===== Input

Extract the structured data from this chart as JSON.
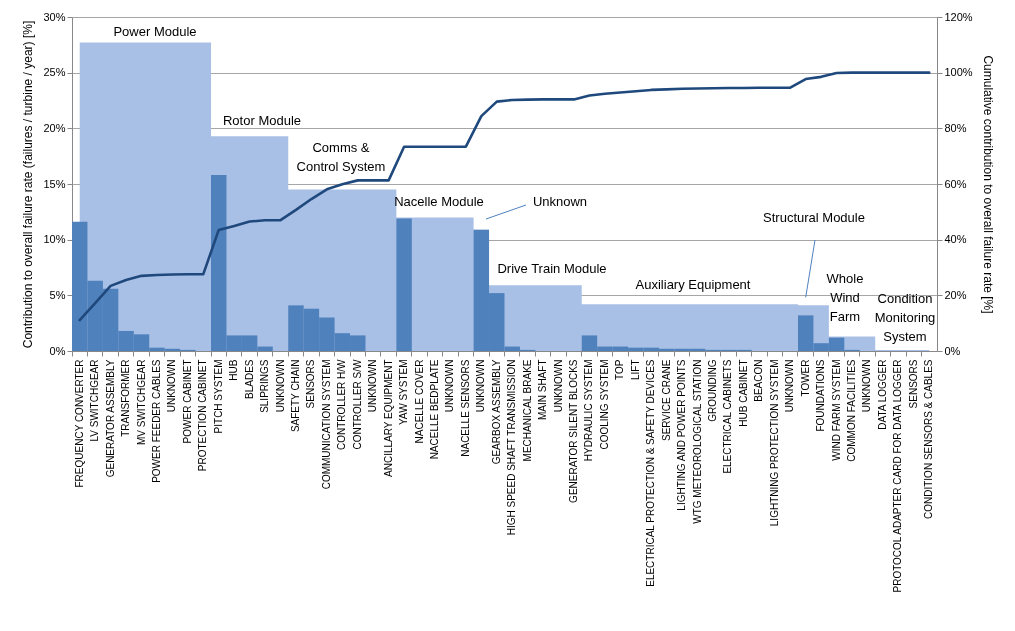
{
  "chart_data": {
    "type": "bar",
    "ylabel": "Contribution to overall failure rate (failures / turbine / year) [%]",
    "y2label": "Cumulative contribution to overall failure rate [%]",
    "categories": [
      "FREQUENCY CONVERTER",
      "LV SWITCHGEAR",
      "GENERATOR ASSEMBLY",
      "TRANSFORMER",
      "MV SWITCHGEAR",
      "POWER FEEDER CABLES",
      "UNKNOWN",
      "POWER CABINET",
      "PROTECTION CABINET",
      "PITCH SYSTEM",
      "HUB",
      "BLADES",
      "SLIPRINGS",
      "UNKNOWN",
      "SAFETY CHAIN",
      "SENSORS",
      "COMMUNICATION SYSTEM",
      "CONTROLLER H/W",
      "CONTROLLER S/W",
      "UNKNOWN",
      "ANCILLARY EQUIPMENT",
      "YAW SYSTEM",
      "NACELLE COVER",
      "NACELLE BEDPLATE",
      "UNKNOWN",
      "NACELLE SENSORS",
      "UNKNOWN",
      "GEARBOX ASSEMBLY",
      "HIGH SPEED SHAFT TRANSMISSION",
      "MECHANICAL BRAKE",
      "MAIN SHAFT",
      "UNKNOWN",
      "GENERATOR SILENT BLOCKS",
      "HYDRAULIC SYSTEM",
      "COOLING SYSTEM",
      "TOP",
      "LIFT",
      "ELECTRICAL PROTECTION & SAFETY DEVICES",
      "SERVICE CRANE",
      "LIGHTING AND POWER POINTS",
      "WTG METEOROLOGICAL STATION",
      "GROUNDING",
      "ELECTRICAL CABINETS",
      "HUB CABINET",
      "BEACON",
      "LIGHTNING PROTECTION SYSTEM",
      "UNKNOWN",
      "TOWER",
      "FOUNDATIONS",
      "WIND FARM SYSTEM",
      "COMMON FACILITIES",
      "UNKNOWN",
      "DATA LOGGER",
      "PROTOCOL ADAPTER CARD FOR DATA LOGGER",
      "SENSORS",
      "CONDITION SENSORS & CABLES"
    ],
    "series": [
      {
        "type": "area",
        "color": "#a9c0e6",
        "values": [
          27.7,
          27.7,
          27.7,
          27.7,
          27.7,
          27.7,
          27.7,
          27.7,
          27.7,
          19.3,
          19.3,
          19.3,
          19.3,
          19.3,
          14.5,
          14.5,
          14.5,
          14.5,
          14.5,
          14.5,
          14.5,
          12.0,
          12.0,
          12.0,
          12.0,
          12.0,
          10.9,
          5.9,
          5.9,
          5.9,
          5.9,
          5.9,
          5.9,
          4.2,
          4.2,
          4.2,
          4.2,
          4.2,
          4.2,
          4.2,
          4.2,
          4.2,
          4.2,
          4.2,
          4.2,
          4.2,
          4.2,
          4.1,
          4.1,
          1.3,
          1.3,
          1.3,
          0.1,
          0.1,
          0.1,
          0.1
        ]
      },
      {
        "color": "#4f81bd",
        "values": [
          11.6,
          6.3,
          5.6,
          1.8,
          1.5,
          0.3,
          0.2,
          0.1,
          0,
          15.8,
          1.4,
          1.4,
          0.4,
          0,
          4.1,
          3.8,
          3.0,
          1.6,
          1.4,
          0,
          0,
          11.9,
          0,
          0,
          0,
          0,
          10.9,
          5.2,
          0.4,
          0.1,
          0,
          0,
          0,
          1.4,
          0.4,
          0.4,
          0.3,
          0.3,
          0.2,
          0.2,
          0.2,
          0.1,
          0.1,
          0.1,
          0,
          0,
          0,
          3.2,
          0.7,
          1.2,
          0.1,
          0,
          0,
          0,
          0,
          0
        ]
      },
      {
        "type": "line",
        "axis": "y2",
        "color": "#1f497d",
        "values": [
          11.1,
          17.2,
          23.4,
          25.5,
          27.0,
          27.3,
          27.5,
          27.6,
          27.6,
          43.5,
          44.9,
          46.5,
          47.0,
          47.0,
          50.7,
          54.6,
          58.1,
          59.9,
          61.3,
          61.3,
          61.3,
          73.4,
          73.4,
          73.4,
          73.4,
          73.4,
          84.4,
          89.6,
          90.2,
          90.3,
          90.4,
          90.4,
          90.4,
          91.8,
          92.4,
          92.9,
          93.3,
          93.8,
          94.0,
          94.2,
          94.3,
          94.4,
          94.5,
          94.5,
          94.6,
          94.6,
          94.6,
          97.7,
          98.5,
          99.9,
          100,
          100,
          100,
          100,
          100,
          100
        ]
      }
    ],
    "ylim": [
      0,
      30
    ],
    "yticks": [
      {
        "value": 0,
        "label": "0%"
      },
      {
        "value": 5,
        "label": "5%"
      },
      {
        "value": 10,
        "label": "10%"
      },
      {
        "value": 15,
        "label": "15%"
      },
      {
        "value": 20,
        "label": "20%"
      },
      {
        "value": 25,
        "label": "25%"
      },
      {
        "value": 30,
        "label": "30%"
      }
    ],
    "y2lim": [
      0,
      120
    ],
    "y2ticks": [
      {
        "value": 0,
        "label": "0%"
      },
      {
        "value": 20,
        "label": "20%"
      },
      {
        "value": 40,
        "label": "40%"
      },
      {
        "value": 60,
        "label": "60%"
      },
      {
        "value": 80,
        "label": "80%"
      },
      {
        "value": 100,
        "label": "100%"
      },
      {
        "value": 120,
        "label": "120%"
      }
    ],
    "annotations": [
      "Power Module",
      "Rotor Module",
      "Comms &\nControl System",
      "Nacelle Module",
      "Unknown",
      "Drive Train Module",
      "Auxiliary Equipment",
      {
        "text": "Structural Module",
        "x": "TOWER",
        "y": 4.1
      },
      "Whole\nWind\nFarm",
      "Condition\nMonitoring\nSystem"
    ],
    "grid": "y"
  }
}
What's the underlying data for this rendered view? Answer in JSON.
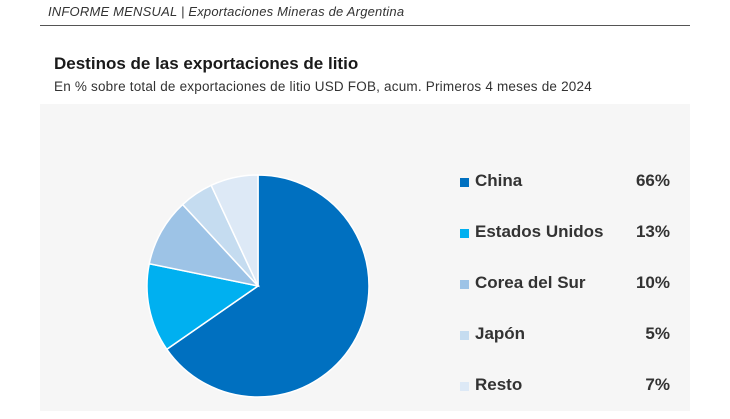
{
  "header": {
    "text": "INFORME MENSUAL |  Exportaciones Mineras de Argentina"
  },
  "chart_data": {
    "type": "pie",
    "title": "Destinos de las exportaciones de litio",
    "subtitle": "En % sobre total de exportaciones de litio USD FOB, acum. Primeros 4 meses de  2024",
    "legend_position": "right",
    "slices": [
      {
        "label": "China",
        "value": 66,
        "value_label": "66%",
        "color": "#0070c0"
      },
      {
        "label": "Estados Unidos",
        "value": 13,
        "value_label": "13%",
        "color": "#00b0f0"
      },
      {
        "label": "Corea del Sur",
        "value": 10,
        "value_label": "10%",
        "color": "#9dc3e6"
      },
      {
        "label": "Japón",
        "value": 5,
        "value_label": "5%",
        "color": "#c5dcf0"
      },
      {
        "label": "Resto",
        "value": 7,
        "value_label": "7%",
        "color": "#dde9f6"
      }
    ]
  }
}
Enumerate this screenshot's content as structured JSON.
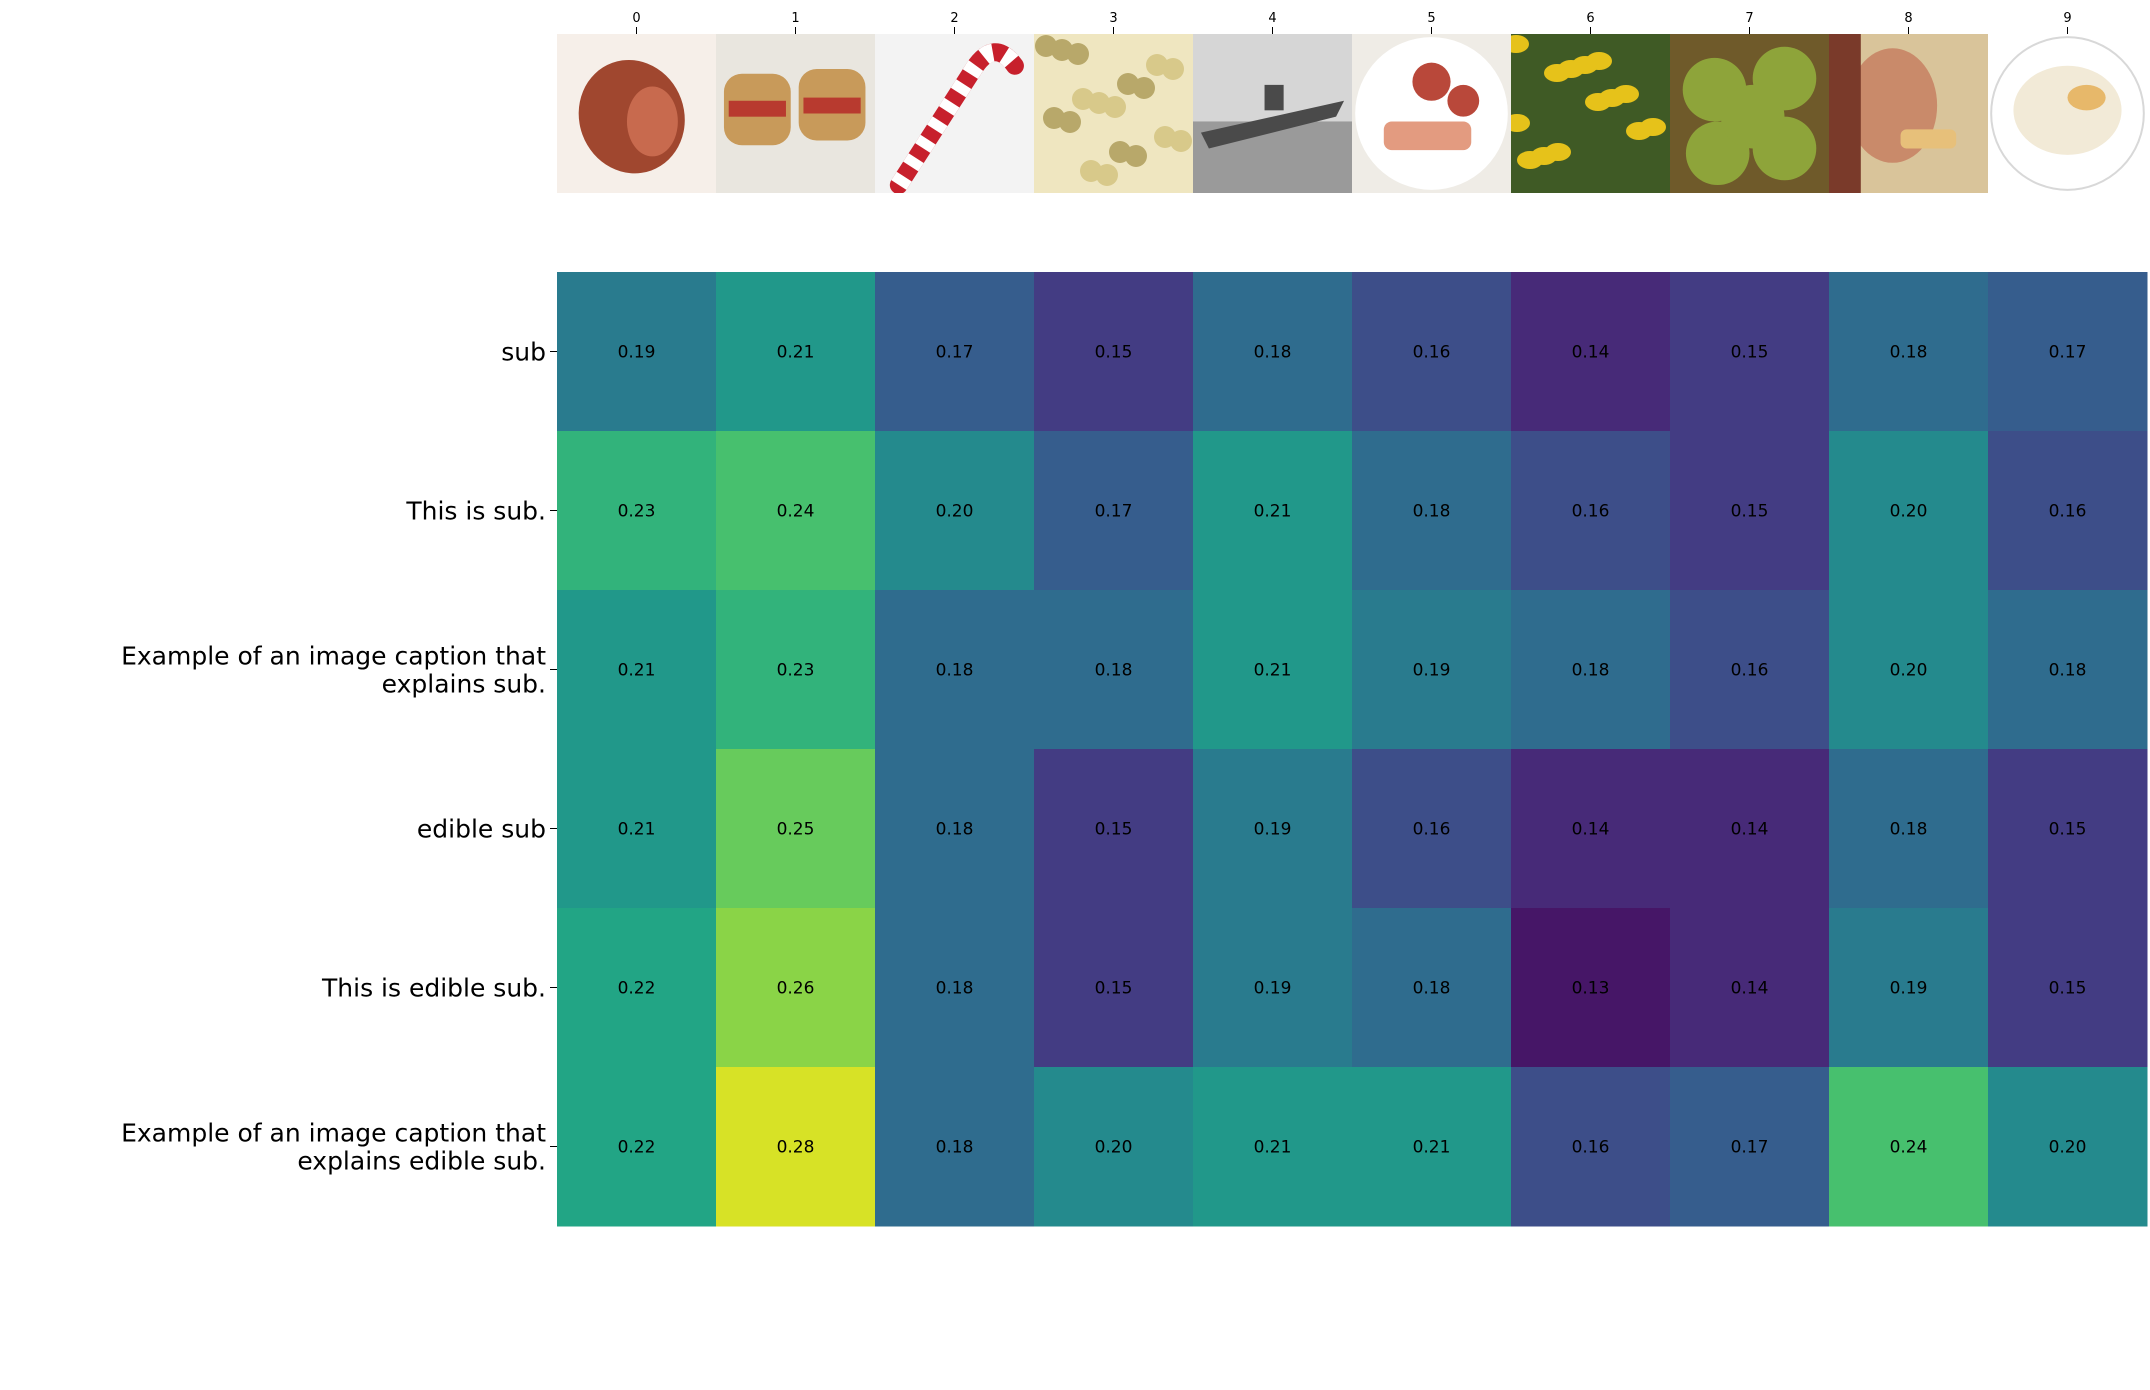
{
  "chart_data": {
    "type": "heatmap",
    "colormap": "viridis",
    "value_format": "2 decimals",
    "color_range": [
      0.12,
      0.29
    ],
    "x": {
      "tick_labels": [
        "0",
        "1",
        "2",
        "3",
        "4",
        "5",
        "6",
        "7",
        "8",
        "9"
      ],
      "images": [
        {
          "index": 0,
          "icon": "ham-thumbnail",
          "colors": [
            "#a0472f",
            "#c86a4e",
            "#f6efe9"
          ]
        },
        {
          "index": 1,
          "icon": "sub-sandwich-thumbnail",
          "colors": [
            "#c89a5a",
            "#b83a2f",
            "#e9e6df"
          ]
        },
        {
          "index": 2,
          "icon": "candy-cane-thumbnail",
          "colors": [
            "#c7202c",
            "#ffffff",
            "#f3f3f3"
          ]
        },
        {
          "index": 3,
          "icon": "pasta-thumbnail",
          "colors": [
            "#d8c98a",
            "#b8a86a",
            "#efe6c0"
          ]
        },
        {
          "index": 4,
          "icon": "submarine-thumbnail",
          "colors": [
            "#4a4a4a",
            "#9a9a9a",
            "#d6d6d6"
          ]
        },
        {
          "index": 5,
          "icon": "cured-meat-plate-thumbnail",
          "colors": [
            "#b9483a",
            "#e39b80",
            "#efece6"
          ]
        },
        {
          "index": 6,
          "icon": "yellow-flowers-thumbnail",
          "colors": [
            "#e6c21a",
            "#5d7a2d",
            "#3f5a25"
          ]
        },
        {
          "index": 7,
          "icon": "apples-basket-thumbnail",
          "colors": [
            "#8ea43a",
            "#6f5a2a",
            "#4d3a1d"
          ]
        },
        {
          "index": 8,
          "icon": "person-eating-thumbnail",
          "colors": [
            "#c98a6a",
            "#7a3a2a",
            "#d9c49a"
          ]
        },
        {
          "index": 9,
          "icon": "sauerkraut-plate-thumbnail",
          "colors": [
            "#f2ead7",
            "#e7b86a",
            "#ffffff"
          ]
        }
      ]
    },
    "y": {
      "tick_labels": [
        "sub",
        "This is sub.",
        "Example of an image caption that explains sub.",
        "edible sub",
        "This is edible sub.",
        "Example of an image caption that explains edible sub."
      ]
    },
    "values": [
      [
        0.19,
        0.21,
        0.17,
        0.15,
        0.18,
        0.16,
        0.14,
        0.15,
        0.18,
        0.17
      ],
      [
        0.23,
        0.24,
        0.2,
        0.17,
        0.21,
        0.18,
        0.16,
        0.15,
        0.2,
        0.16
      ],
      [
        0.21,
        0.23,
        0.18,
        0.18,
        0.21,
        0.19,
        0.18,
        0.16,
        0.2,
        0.18
      ],
      [
        0.21,
        0.25,
        0.18,
        0.15,
        0.19,
        0.16,
        0.14,
        0.14,
        0.18,
        0.15
      ],
      [
        0.22,
        0.26,
        0.18,
        0.15,
        0.19,
        0.18,
        0.13,
        0.14,
        0.19,
        0.15
      ],
      [
        0.22,
        0.28,
        0.18,
        0.2,
        0.21,
        0.21,
        0.16,
        0.17,
        0.24,
        0.2
      ]
    ],
    "title": "",
    "xlabel": "",
    "ylabel": "",
    "grid": false,
    "legend": "none"
  }
}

==========

Stated exercise: Select all lines in the listing above where the word "edible" appears, and show them.

In response:
        "edible sub",
        "This is edible sub.",
        "Example of an image caption that explains edible sub."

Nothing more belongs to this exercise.